◆ INSTRUCTION
Go through the entries one line at a time, and gather every line that has the word "장애인용".

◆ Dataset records

'''

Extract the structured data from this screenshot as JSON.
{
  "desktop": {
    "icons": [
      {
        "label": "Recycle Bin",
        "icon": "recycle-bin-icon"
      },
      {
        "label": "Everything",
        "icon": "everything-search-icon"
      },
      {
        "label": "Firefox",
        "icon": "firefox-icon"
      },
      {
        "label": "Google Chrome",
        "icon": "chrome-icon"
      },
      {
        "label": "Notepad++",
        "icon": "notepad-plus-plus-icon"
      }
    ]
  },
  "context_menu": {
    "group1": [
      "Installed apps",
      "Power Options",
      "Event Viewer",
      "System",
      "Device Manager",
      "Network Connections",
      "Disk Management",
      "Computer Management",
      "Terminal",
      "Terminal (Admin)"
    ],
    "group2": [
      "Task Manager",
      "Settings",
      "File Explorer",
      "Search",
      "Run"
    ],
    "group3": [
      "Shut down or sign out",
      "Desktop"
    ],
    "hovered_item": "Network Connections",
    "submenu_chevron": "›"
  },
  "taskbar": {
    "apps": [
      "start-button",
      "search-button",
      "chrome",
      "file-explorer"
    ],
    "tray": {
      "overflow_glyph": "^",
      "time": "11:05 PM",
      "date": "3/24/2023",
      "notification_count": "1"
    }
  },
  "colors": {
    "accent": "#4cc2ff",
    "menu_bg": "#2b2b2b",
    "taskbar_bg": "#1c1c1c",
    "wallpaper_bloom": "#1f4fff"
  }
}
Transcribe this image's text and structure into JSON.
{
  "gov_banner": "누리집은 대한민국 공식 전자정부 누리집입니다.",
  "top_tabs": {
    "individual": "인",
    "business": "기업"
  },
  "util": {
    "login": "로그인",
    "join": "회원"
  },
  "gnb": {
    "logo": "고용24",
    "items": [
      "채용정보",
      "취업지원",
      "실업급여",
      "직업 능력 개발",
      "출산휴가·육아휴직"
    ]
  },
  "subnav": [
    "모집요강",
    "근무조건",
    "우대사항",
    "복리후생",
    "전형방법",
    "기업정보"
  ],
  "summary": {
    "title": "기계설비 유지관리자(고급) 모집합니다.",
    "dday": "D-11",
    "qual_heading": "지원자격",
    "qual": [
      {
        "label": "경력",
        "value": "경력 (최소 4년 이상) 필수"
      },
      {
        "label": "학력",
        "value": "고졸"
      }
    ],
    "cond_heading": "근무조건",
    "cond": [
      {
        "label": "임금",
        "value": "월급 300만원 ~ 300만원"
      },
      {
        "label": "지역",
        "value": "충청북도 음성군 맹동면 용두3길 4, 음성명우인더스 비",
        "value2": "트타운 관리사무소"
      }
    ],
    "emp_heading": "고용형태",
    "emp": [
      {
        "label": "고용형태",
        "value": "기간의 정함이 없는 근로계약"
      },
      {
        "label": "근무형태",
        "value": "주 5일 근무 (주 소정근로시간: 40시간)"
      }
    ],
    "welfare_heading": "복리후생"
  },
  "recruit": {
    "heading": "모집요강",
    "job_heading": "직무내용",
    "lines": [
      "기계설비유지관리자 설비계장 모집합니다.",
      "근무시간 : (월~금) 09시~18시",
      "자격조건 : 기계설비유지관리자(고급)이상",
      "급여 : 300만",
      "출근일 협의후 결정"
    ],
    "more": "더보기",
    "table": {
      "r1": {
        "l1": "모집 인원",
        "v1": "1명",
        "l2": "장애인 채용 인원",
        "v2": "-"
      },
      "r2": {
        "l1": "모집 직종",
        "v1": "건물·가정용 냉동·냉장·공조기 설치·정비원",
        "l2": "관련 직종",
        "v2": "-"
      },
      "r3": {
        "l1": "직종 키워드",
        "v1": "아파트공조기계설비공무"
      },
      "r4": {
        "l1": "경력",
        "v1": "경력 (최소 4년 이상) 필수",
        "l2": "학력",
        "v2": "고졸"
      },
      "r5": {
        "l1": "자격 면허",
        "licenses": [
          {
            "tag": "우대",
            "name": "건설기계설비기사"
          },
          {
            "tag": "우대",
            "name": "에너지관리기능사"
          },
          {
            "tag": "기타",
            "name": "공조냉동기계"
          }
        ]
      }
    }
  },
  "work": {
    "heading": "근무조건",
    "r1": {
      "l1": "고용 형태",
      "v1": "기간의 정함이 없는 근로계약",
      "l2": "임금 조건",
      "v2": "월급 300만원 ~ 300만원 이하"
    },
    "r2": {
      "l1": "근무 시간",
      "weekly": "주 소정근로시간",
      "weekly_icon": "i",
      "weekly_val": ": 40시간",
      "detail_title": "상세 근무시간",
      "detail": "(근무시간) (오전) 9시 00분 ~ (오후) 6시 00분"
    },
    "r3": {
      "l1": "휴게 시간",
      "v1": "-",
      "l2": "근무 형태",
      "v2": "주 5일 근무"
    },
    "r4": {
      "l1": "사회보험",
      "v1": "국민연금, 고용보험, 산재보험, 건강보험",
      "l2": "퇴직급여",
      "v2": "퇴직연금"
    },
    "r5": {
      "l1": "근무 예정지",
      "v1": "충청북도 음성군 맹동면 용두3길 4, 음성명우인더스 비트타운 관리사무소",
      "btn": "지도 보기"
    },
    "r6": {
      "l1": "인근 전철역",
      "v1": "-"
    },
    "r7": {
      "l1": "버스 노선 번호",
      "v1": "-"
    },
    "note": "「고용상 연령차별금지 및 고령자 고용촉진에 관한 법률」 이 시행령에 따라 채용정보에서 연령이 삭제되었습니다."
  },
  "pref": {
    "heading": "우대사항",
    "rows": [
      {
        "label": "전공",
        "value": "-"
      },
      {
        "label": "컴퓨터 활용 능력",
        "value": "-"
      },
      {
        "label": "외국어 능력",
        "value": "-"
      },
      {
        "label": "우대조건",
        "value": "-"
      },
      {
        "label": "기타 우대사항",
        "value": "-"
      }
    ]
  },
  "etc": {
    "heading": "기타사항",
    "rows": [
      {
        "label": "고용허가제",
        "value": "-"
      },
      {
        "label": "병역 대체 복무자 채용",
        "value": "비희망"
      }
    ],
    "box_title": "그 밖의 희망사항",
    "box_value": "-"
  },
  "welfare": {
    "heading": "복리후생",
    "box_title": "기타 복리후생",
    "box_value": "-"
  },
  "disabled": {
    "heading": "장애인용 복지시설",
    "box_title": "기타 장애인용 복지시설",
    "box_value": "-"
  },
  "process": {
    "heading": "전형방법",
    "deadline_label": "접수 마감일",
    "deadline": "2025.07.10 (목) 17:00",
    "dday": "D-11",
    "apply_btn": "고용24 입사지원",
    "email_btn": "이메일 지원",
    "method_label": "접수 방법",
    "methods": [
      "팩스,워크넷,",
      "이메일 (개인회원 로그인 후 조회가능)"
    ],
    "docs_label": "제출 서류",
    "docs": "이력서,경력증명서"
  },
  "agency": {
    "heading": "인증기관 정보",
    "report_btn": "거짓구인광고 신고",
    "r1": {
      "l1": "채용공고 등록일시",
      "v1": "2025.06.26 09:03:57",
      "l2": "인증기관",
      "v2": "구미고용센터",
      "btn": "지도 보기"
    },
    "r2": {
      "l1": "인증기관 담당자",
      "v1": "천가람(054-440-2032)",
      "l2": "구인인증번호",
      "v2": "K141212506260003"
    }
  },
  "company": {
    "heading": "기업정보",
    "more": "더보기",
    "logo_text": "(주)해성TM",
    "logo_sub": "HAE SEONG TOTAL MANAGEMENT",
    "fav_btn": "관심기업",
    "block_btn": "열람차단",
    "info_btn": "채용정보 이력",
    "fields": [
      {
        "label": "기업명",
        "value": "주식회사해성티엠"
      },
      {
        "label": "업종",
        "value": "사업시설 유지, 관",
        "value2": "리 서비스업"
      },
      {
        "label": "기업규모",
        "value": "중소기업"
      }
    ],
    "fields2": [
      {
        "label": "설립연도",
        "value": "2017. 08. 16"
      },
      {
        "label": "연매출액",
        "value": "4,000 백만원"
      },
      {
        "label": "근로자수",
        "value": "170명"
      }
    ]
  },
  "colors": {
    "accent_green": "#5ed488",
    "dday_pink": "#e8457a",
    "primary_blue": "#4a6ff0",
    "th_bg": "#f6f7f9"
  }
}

'''
'''

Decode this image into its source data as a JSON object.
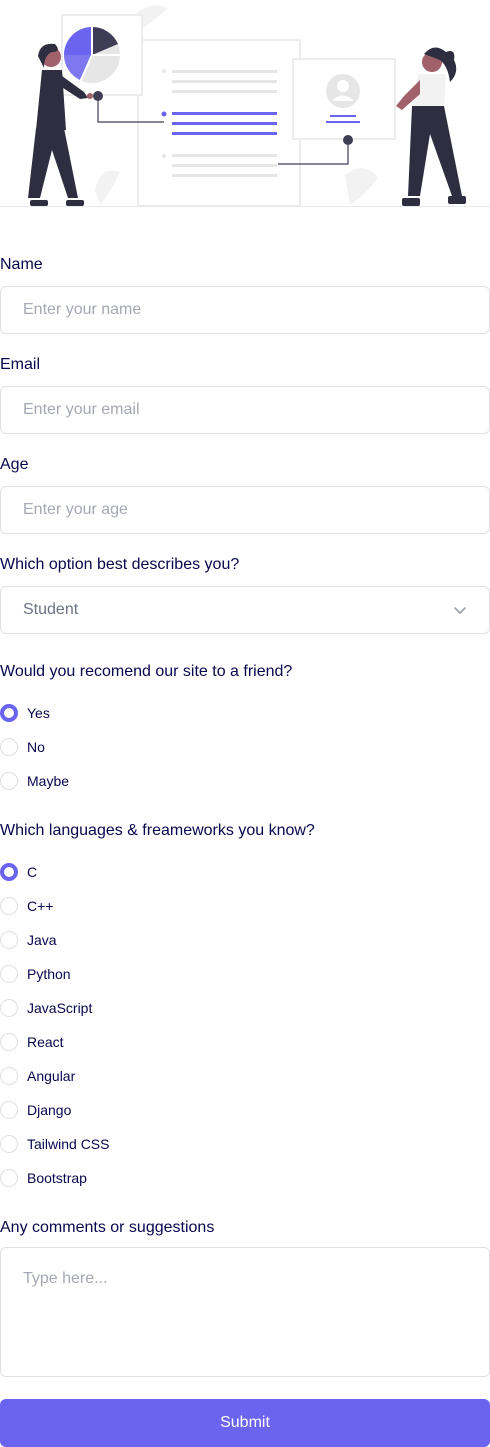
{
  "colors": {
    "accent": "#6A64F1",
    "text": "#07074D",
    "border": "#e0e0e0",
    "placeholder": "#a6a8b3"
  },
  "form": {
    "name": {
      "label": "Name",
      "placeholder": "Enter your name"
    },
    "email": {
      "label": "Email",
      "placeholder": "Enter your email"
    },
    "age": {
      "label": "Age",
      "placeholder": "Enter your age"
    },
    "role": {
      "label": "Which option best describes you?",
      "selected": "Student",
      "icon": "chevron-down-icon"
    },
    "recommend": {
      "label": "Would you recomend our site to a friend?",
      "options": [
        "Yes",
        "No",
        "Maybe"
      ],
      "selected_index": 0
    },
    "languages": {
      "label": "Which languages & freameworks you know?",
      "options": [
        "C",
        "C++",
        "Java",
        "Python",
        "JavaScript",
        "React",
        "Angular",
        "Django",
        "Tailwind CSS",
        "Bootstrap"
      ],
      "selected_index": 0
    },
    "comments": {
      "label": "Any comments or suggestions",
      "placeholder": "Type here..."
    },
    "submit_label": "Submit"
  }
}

'''

◆ REPLY TO THE EXERCISE
    "heading": "장애인용 복지시설",
    "box_title": "기타 장애인용 복지시설",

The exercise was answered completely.